EXERCISE OBJECTIVE: Leave out the pictures, then reproduce the rest of the material exactly.

GIVEN RECORDS:
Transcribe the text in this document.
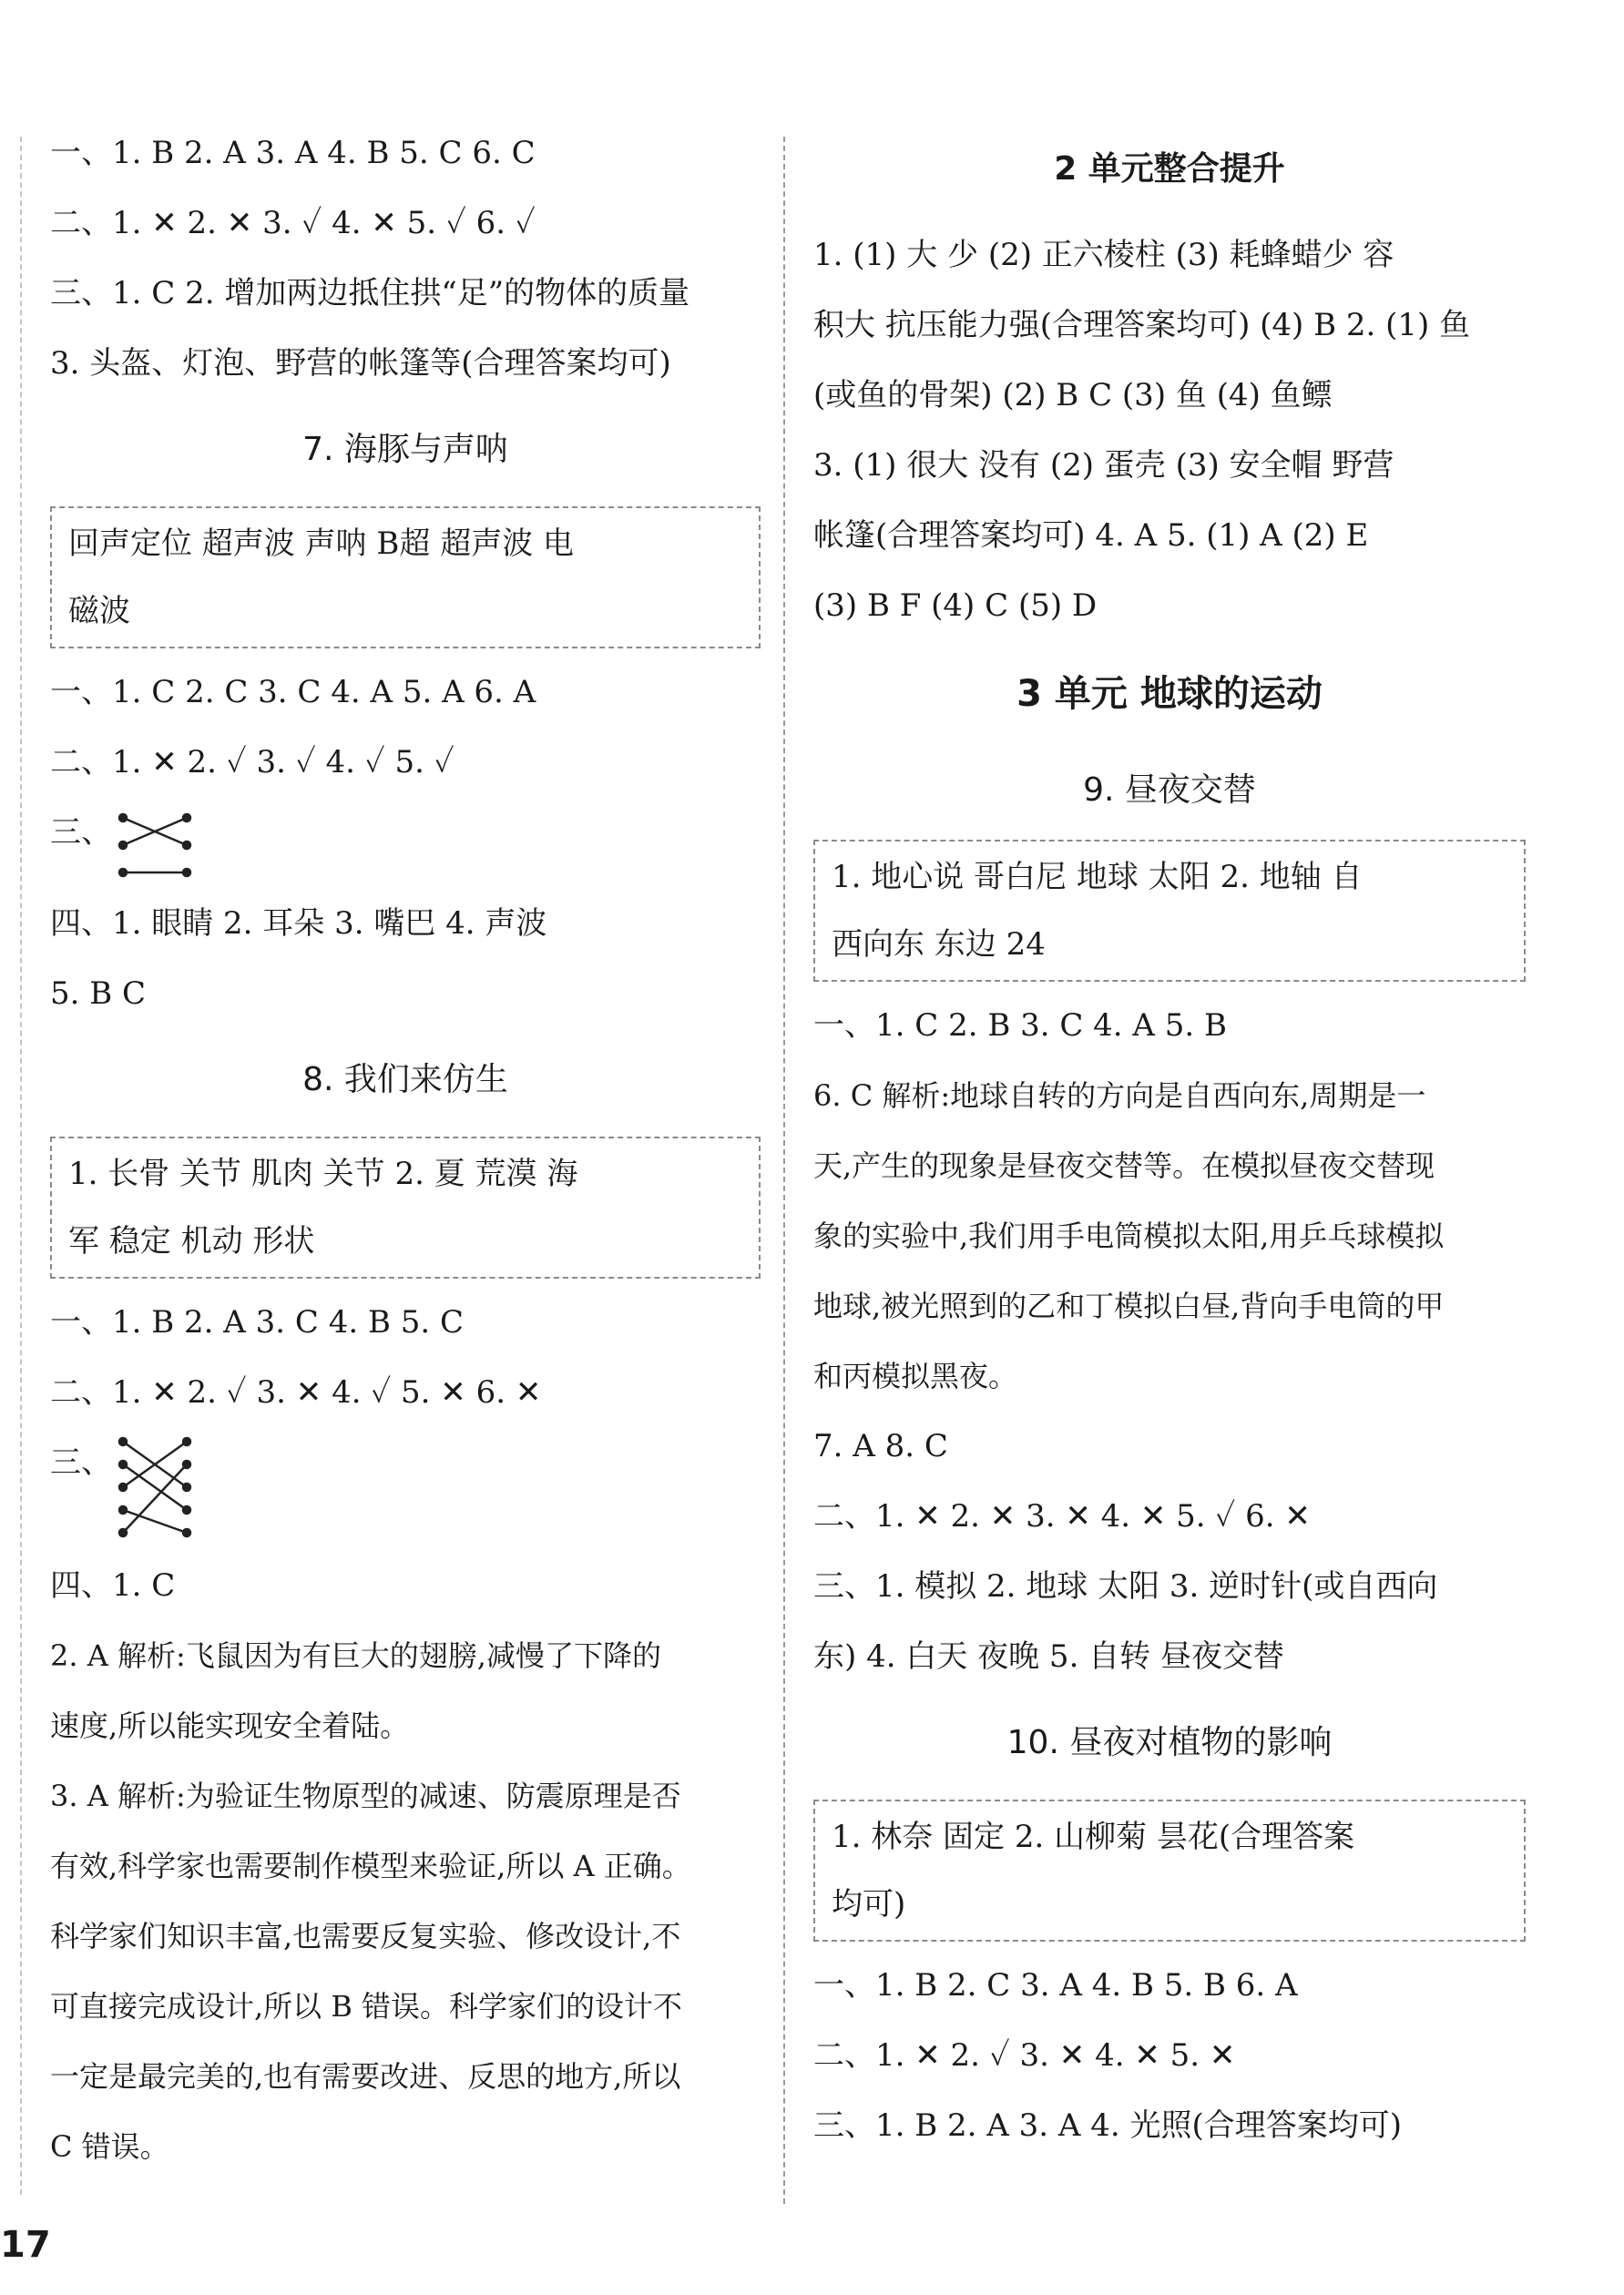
一、1. B 2. A 3. A 4. B 5. C 6. C
二、1. ✕ 2. ✕ 3. ✓ 4. ✕ 5. ✓ 6. ✓
三、1. C 2. 增加两边抵住拱“足”的物体的质量
3. 头盔、灯泡、野营的帐篷等(合理答案均可)
7. 海豚与声呐
回声定位 超声波 声呐 B超 超声波 电
磁波
一、1. C 2. C 3. C 4. A 5. A 6. A
二、1. ✕ 2. ✓ 3. ✓ 4. ✓ 5. ✓
三、
四、1. 眼睛 2. 耳朵 3. 嘴巴 4. 声波
5. B C
8. 我们来仿生
1. 长骨 关节 肌肉 关节 2. 夏 荒漠 海
军 稳定 机动 形状
一、1. B 2. A 3. C 4. B 5. C
二、1. ✕ 2. ✓ 3. ✕ 4. ✓ 5. ✕ 6. ✕
三、
四、1. C
2. A 解析:飞鼠因为有巨大的翅膀,减慢了下降的
速度,所以能实现安全着陆。
3. A 解析:为验证生物原型的减速、防震原理是否
有效,科学家也需要制作模型来验证,所以 A 正确。
科学家们知识丰富,也需要反复实验、修改设计,不
可直接完成设计,所以 B 错误。科学家们的设计不
一定是最完美的,也有需要改进、反思的地方,所以
C 错误。
2 单元整合提升
1. (1) 大 少 (2) 正六棱柱 (3) 耗蜂蜡少 容
积大 抗压能力强(合理答案均可) (4) B 2. (1) 鱼
(或鱼的骨架) (2) B C (3) 鱼 (4) 鱼鳔
3. (1) 很大 没有 (2) 蛋壳 (3) 安全帽 野营
帐篷(合理答案均可) 4. A 5. (1) A (2) E
(3) B F (4) C (5) D
3 单元 地球的运动
9. 昼夜交替
1. 地心说 哥白尼 地球 太阳 2. 地轴 自
西向东 东边 24
一、1. C 2. B 3. C 4. A 5. B
6. C 解析:地球自转的方向是自西向东,周期是一
天,产生的现象是昼夜交替等。在模拟昼夜交替现
象的实验中,我们用手电筒模拟太阳,用乒乓球模拟
地球,被光照到的乙和丁模拟白昼,背向手电筒的甲
和丙模拟黑夜。
7. A 8. C
二、1. ✕ 2. ✕ 3. ✕ 4. ✕ 5. ✓ 6. ✕
三、1. 模拟 2. 地球 太阳 3. 逆时针(或自西向
东) 4. 白天 夜晚 5. 自转 昼夜交替
10. 昼夜对植物的影响
1. 林奈 固定 2. 山柳菊 昙花(合理答案
均可)
一、1. B 2. C 3. A 4. B 5. B 6. A
二、1. ✕ 2. ✓ 3. ✕ 4. ✕ 5. ✕
三、1. B 2. A 3. A 4. 光照(合理答案均可)
17
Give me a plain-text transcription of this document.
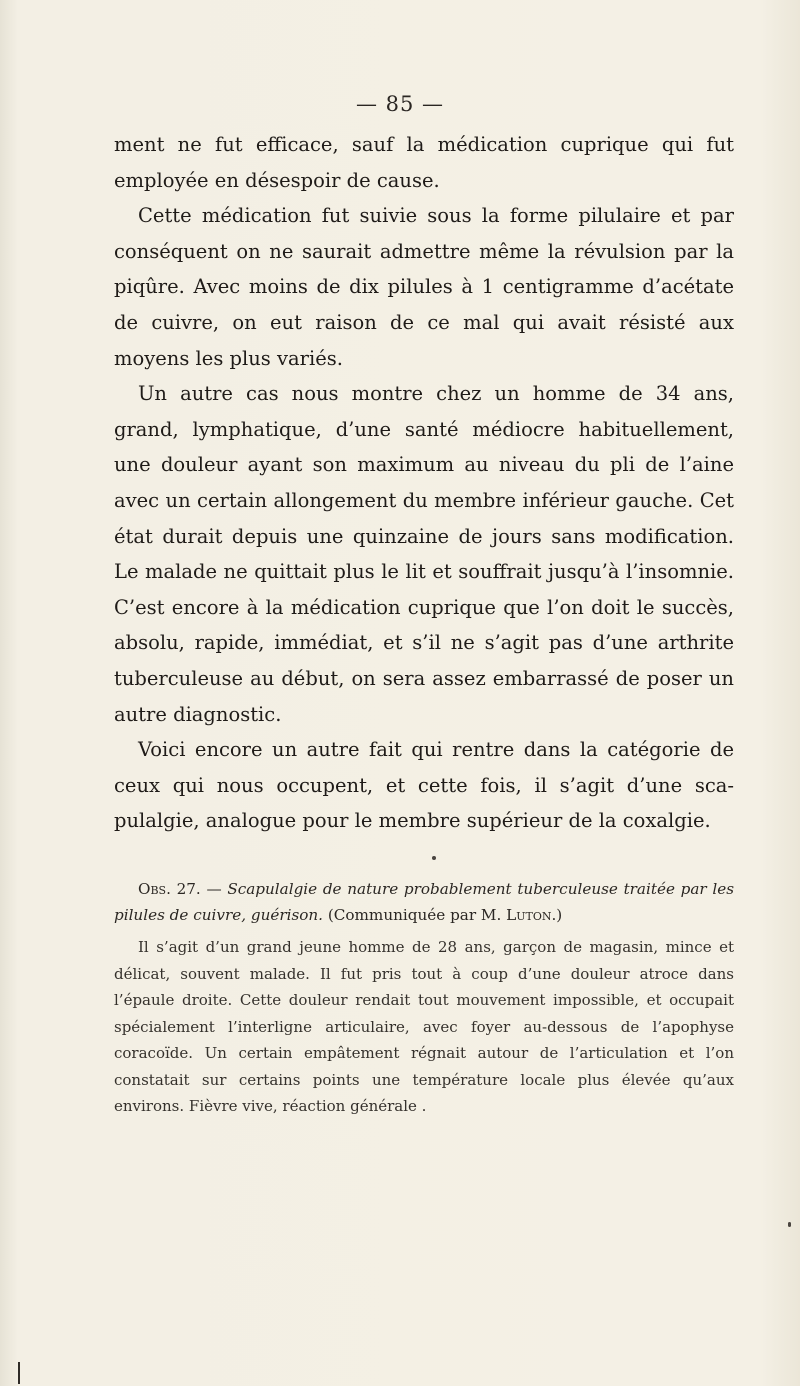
— 85 —

ment ne fut efficace, sauf la médication cuprique qui fut employée en désespoir de cause.

Cette médication fut suivie sous la forme pilulaire et par conséquent on ne saurait admettre même la révulsion par la piqûre. Avec moins de dix pilules à 1 centigramme d’acétate de cuivre, on eut raison de ce mal qui avait résisté aux moyens les plus variés.

Un autre cas nous montre chez un homme de 34 ans, grand, lymphatique, d’une santé médiocre habituellement, une douleur ayant son maximum au niveau du pli de l’aine avec un certain allongement du membre inférieur gauche. Cet état durait depuis une quinzaine de jours sans modification. Le malade ne quittait plus le lit et souffrait jusqu’à l’insomnie. C’est encore à la médication cuprique que l’on doit le succès, absolu, rapide, immédiat, et s’il ne s’agit pas d’une arthrite tuberculeuse au début, on sera assez embarrassé de poser un autre diagnostic.

Voici encore un autre fait qui rentre dans la catégorie de ceux qui nous occupent, et cette fois, il s’agit d’une scapulalgie, analogue pour le membre supérieur de la coxalgie.

Obs. 27. — Scapulalgie de nature probablement tuberculeuse traitée par les pilules de cuivre, guérison. (Communiquée par M. Luton.)

Il s’agit d’un grand jeune homme de 28 ans, garçon de magasin, mince et délicat, souvent malade. Il fut pris tout à coup d’une douleur atroce dans l’épaule droite. Cette douleur rendait tout mouvement impossible, et occupait spécialement l’interligne articulaire, avec foyer au-dessous de l’apophyse coracoïde. Un certain empâtement régnait autour de l’articulation et l’on constatait sur certains points une température locale plus élevée qu’aux environs. Fièvre vive, réaction générale .
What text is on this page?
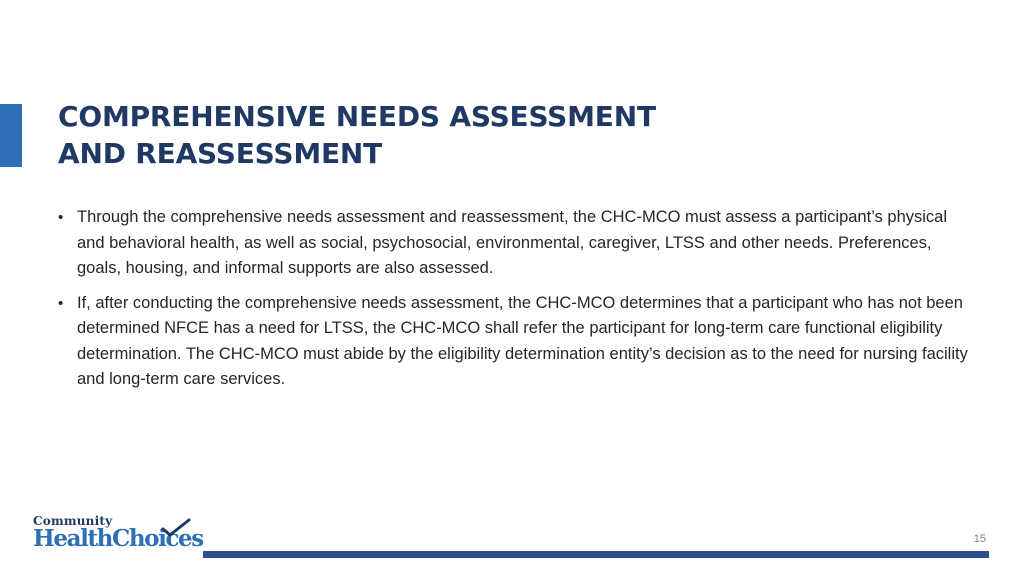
COMPREHENSIVE NEEDS ASSESSMENT
AND REASSESSMENT
• Through the comprehensive needs assessment and reassessment, the CHC-MCO must assess a participant’s physical and behavioral health, as well as social, psychosocial, environmental, caregiver, LTSS and other needs. Preferences, goals, housing, and informal supports are also assessed.
• If, after conducting the comprehensive needs assessment, the CHC-MCO determines that a participant who has not been determined NFCE has a need for LTSS, the CHC-MCO shall refer the participant for long-term care functional eligibility determination. The CHC-MCO must abide by the eligibility determination entity’s decision as to the need for nursing facility and long-term care services.
Community
HealthChoices	15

RESPONSE TO THIS EXERCISE:
Transcribe the text in this document.
一、1. B 2. A 3. A 4. B 5. C 6. C
二、1. ✕ 2. ✕ 3. ✓ 4. ✕ 5. ✓ 6. ✓
三、1. C 2. 增加两边抵住拱“足”的物体的质量
3. 头盔、灯泡、野营的帐篷等(合理答案均可)
7. 海豚与声呐
回声定位 超声波 声呐 B超 超声波 电
磁波
一、1. C 2. C 3. C 4. A 5. A 6. A
二、1. ✕ 2. ✓ 3. ✓ 4. ✓ 5. ✓
三、
四、1. 眼睛 2. 耳朵 3. 嘴巴 4. 声波
5. B C
8. 我们来仿生
1. 长骨 关节 肌肉 关节 2. 夏 荒漠 海
军 稳定 机动 形状
一、1. B 2. A 3. C 4. B 5. C
二、1. ✕ 2. ✓ 3. ✕ 4. ✓ 5. ✕ 6. ✕
三、
四、1. C
2. A 解析:飞鼠因为有巨大的翅膀,减慢了下降的
速度,所以能实现安全着陆。
3. A 解析:为验证生物原型的减速、防震原理是否
有效,科学家也需要制作模型来验证,所以 A 正确。
科学家们知识丰富,也需要反复实验、修改设计,不
可直接完成设计,所以 B 错误。科学家们的设计不
一定是最完美的,也有需要改进、反思的地方,所以
C 错误。
2 单元整合提升
1. (1) 大 少 (2) 正六棱柱 (3) 耗蜂蜡少 容
积大 抗压能力强(合理答案均可) (4) B 2. (1) 鱼
(或鱼的骨架) (2) B C (3) 鱼 (4) 鱼鳔
3. (1) 很大 没有 (2) 蛋壳 (3) 安全帽 野营
帐篷(合理答案均可) 4. A 5. (1) A (2) E
(3) B F (4) C (5) D
3 单元 地球的运动
9. 昼夜交替
1. 地心说 哥白尼 地球 太阳 2. 地轴 自
西向东 东边 24
一、1. C 2. B 3. C 4. A 5. B
6. C 解析:地球自转的方向是自西向东,周期是一
天,产生的现象是昼夜交替等。在模拟昼夜交替现
象的实验中,我们用手电筒模拟太阳,用乒乓球模拟
地球,被光照到的乙和丁模拟白昼,背向手电筒的甲
和丙模拟黑夜。
7. A 8. C
二、1. ✕ 2. ✕ 3. ✕ 4. ✕ 5. ✓ 6. ✕
三、1. 模拟 2. 地球 太阳 3. 逆时针(或自西向
东) 4. 白天 夜晚 5. 自转 昼夜交替
10. 昼夜对植物的影响
1. 林奈 固定 2. 山柳菊 昙花(合理答案
均可)
一、1. B 2. C 3. A 4. B 5. B 6. A
二、1. ✕ 2. ✓ 3. ✕ 4. ✕ 5. ✕
三、1. B 2. A 3. A 4. 光照(合理答案均可)
17
Give me a plain-text transcription of this document.
— 85 —

ment ne fut efficace, sauf la médication cuprique qui fut employée en désespoir de cause.

Cette médication fut suivie sous la forme pilulaire et par conséquent on ne saurait admettre même la révulsion par la piqûre. Avec moins de dix pilules à 1 centigramme d’acétate de cuivre, on eut raison de ce mal qui avait résisté aux moyens les plus variés.

Un autre cas nous montre chez un homme de 34 ans, grand, lymphatique, d’une santé médiocre habituellement, une douleur ayant son maximum au niveau du pli de l’aine avec un certain allongement du membre inférieur gauche. Cet état durait depuis une quinzaine de jours sans modification. Le malade ne quittait plus le lit et souffrait jusqu’à l’insomnie. C’est encore à la médication cuprique que l’on doit le succès, absolu, rapide, immédiat, et s’il ne s’agit pas d’une arthrite tuberculeuse au début, on sera assez embarrassé de poser un autre diagnostic.

Voici encore un autre fait qui rentre dans la catégorie de ceux qui nous occupent, et cette fois, il s’agit d’une scapulalgie, analogue pour le membre supérieur de la coxalgie.

Obs. 27. — Scapulalgie de nature probablement tuberculeuse traitée par les pilules de cuivre, guérison. (Communiquée par M. Luton.)

Il s’agit d’un grand jeune homme de 28 ans, garçon de magasin, mince et délicat, souvent malade. Il fut pris tout à coup d’une douleur atroce dans l’épaule droite. Cette douleur rendait tout mouvement impossible, et occupait spécialement l’interligne articulaire, avec foyer au-dessous de l’apophyse coracoïde. Un certain empâtement régnait autour de l’articulation et l’on constatait sur certains points une température locale plus élevée qu’aux environs. Fièvre vive, réaction générale .
What text is on this page?
COMPREHENSIVE NEEDS ASSESSMENT
AND REASSESSMENT
• Through the comprehensive needs assessment and reassessment, the CHC-MCO must assess a participant’s physical and behavioral health, as well as social, psychosocial, environmental, caregiver, LTSS and other needs. Preferences, goals, housing, and informal supports are also assessed.
• If, after conducting the comprehensive needs assessment, the CHC-MCO determines that a participant who has not been determined NFCE has a need for LTSS, the CHC-MCO shall refer the participant for long-term care functional eligibility determination. The CHC-MCO must abide by the eligibility determination entity’s decision as to the need for nursing facility and long-term care services.
Community
HealthChoices	15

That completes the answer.